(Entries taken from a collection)
'''

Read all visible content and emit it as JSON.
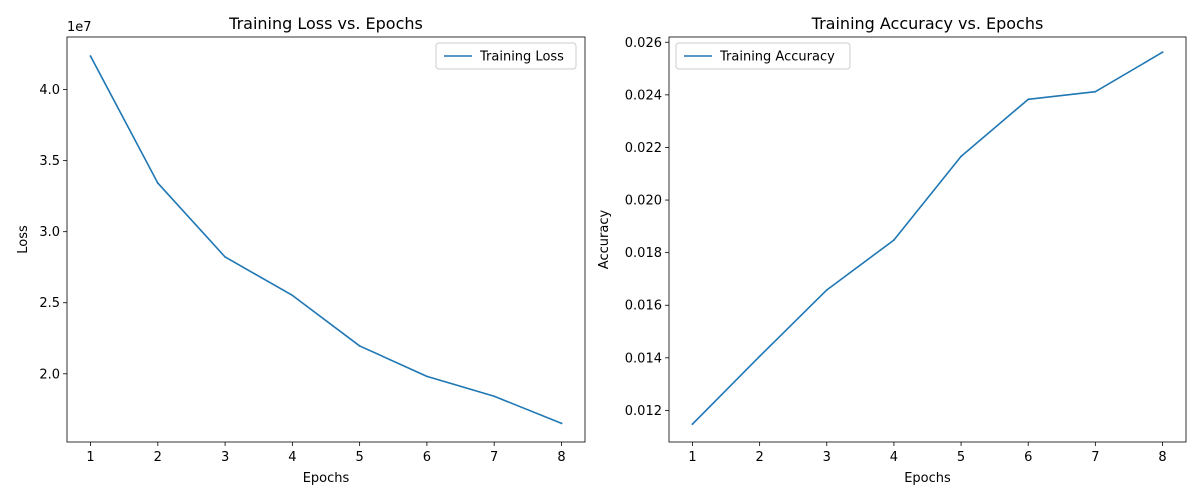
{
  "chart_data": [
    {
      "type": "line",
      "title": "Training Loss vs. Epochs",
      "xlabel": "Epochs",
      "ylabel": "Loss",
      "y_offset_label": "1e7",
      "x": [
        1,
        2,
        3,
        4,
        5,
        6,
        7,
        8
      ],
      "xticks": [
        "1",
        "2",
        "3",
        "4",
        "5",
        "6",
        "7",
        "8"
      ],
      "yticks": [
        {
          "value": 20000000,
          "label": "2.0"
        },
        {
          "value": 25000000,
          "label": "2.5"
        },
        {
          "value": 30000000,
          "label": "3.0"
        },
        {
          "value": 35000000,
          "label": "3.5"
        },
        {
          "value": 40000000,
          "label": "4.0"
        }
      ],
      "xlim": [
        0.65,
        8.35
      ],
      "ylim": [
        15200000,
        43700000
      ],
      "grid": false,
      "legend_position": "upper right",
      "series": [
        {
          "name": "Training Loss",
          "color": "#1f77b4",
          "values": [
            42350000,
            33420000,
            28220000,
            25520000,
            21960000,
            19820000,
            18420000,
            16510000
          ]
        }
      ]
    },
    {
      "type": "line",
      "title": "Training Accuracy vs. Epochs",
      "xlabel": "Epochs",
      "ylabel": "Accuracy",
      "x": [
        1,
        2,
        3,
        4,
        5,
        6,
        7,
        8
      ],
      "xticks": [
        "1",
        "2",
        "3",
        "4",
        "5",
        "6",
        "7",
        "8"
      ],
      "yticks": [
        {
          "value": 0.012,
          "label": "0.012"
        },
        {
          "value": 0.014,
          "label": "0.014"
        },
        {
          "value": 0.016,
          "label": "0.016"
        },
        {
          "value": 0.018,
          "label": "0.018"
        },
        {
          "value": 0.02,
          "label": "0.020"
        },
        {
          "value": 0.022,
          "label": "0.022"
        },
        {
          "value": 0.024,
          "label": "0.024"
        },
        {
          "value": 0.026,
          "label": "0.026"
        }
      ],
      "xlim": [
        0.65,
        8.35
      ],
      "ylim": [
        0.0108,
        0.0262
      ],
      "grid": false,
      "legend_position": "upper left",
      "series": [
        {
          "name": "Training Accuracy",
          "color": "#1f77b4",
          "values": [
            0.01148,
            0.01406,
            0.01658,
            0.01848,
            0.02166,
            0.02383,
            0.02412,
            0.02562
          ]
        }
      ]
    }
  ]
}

'''

Quote all of the entries word for word, omitting any pictures.

_FINISHED ANSWER_:
Read all visible content and emit it as JSON.
{
  "chart_data": [
    {
      "type": "line",
      "title": "Training Loss vs. Epochs",
      "xlabel": "Epochs",
      "ylabel": "Loss",
      "y_offset_label": "1e7",
      "x": [
        1,
        2,
        3,
        4,
        5,
        6,
        7,
        8
      ],
      "xticks": [
        "1",
        "2",
        "3",
        "4",
        "5",
        "6",
        "7",
        "8"
      ],
      "yticks": [
        {
          "value": 20000000,
          "label": "2.0"
        },
        {
          "value": 25000000,
          "label": "2.5"
        },
        {
          "value": 30000000,
          "label": "3.0"
        },
        {
          "value": 35000000,
          "label": "3.5"
        },
        {
          "value": 40000000,
          "label": "4.0"
        }
      ],
      "xlim": [
        0.65,
        8.35
      ],
      "ylim": [
        15200000,
        43700000
      ],
      "grid": false,
      "legend_position": "upper right",
      "series": [
        {
          "name": "Training Loss",
          "color": "#1f77b4",
          "values": [
            42350000,
            33420000,
            28220000,
            25520000,
            21960000,
            19820000,
            18420000,
            16510000
          ]
        }
      ]
    },
    {
      "type": "line",
      "title": "Training Accuracy vs. Epochs",
      "xlabel": "Epochs",
      "ylabel": "Accuracy",
      "x": [
        1,
        2,
        3,
        4,
        5,
        6,
        7,
        8
      ],
      "xticks": [
        "1",
        "2",
        "3",
        "4",
        "5",
        "6",
        "7",
        "8"
      ],
      "yticks": [
        {
          "value": 0.012,
          "label": "0.012"
        },
        {
          "value": 0.014,
          "label": "0.014"
        },
        {
          "value": 0.016,
          "label": "0.016"
        },
        {
          "value": 0.018,
          "label": "0.018"
        },
        {
          "value": 0.02,
          "label": "0.020"
        },
        {
          "value": 0.022,
          "label": "0.022"
        },
        {
          "value": 0.024,
          "label": "0.024"
        },
        {
          "value": 0.026,
          "label": "0.026"
        }
      ],
      "xlim": [
        0.65,
        8.35
      ],
      "ylim": [
        0.0108,
        0.0262
      ],
      "grid": false,
      "legend_position": "upper left",
      "series": [
        {
          "name": "Training Accuracy",
          "color": "#1f77b4",
          "values": [
            0.01148,
            0.01406,
            0.01658,
            0.01848,
            0.02166,
            0.02383,
            0.02412,
            0.02562
          ]
        }
      ]
    }
  ]
}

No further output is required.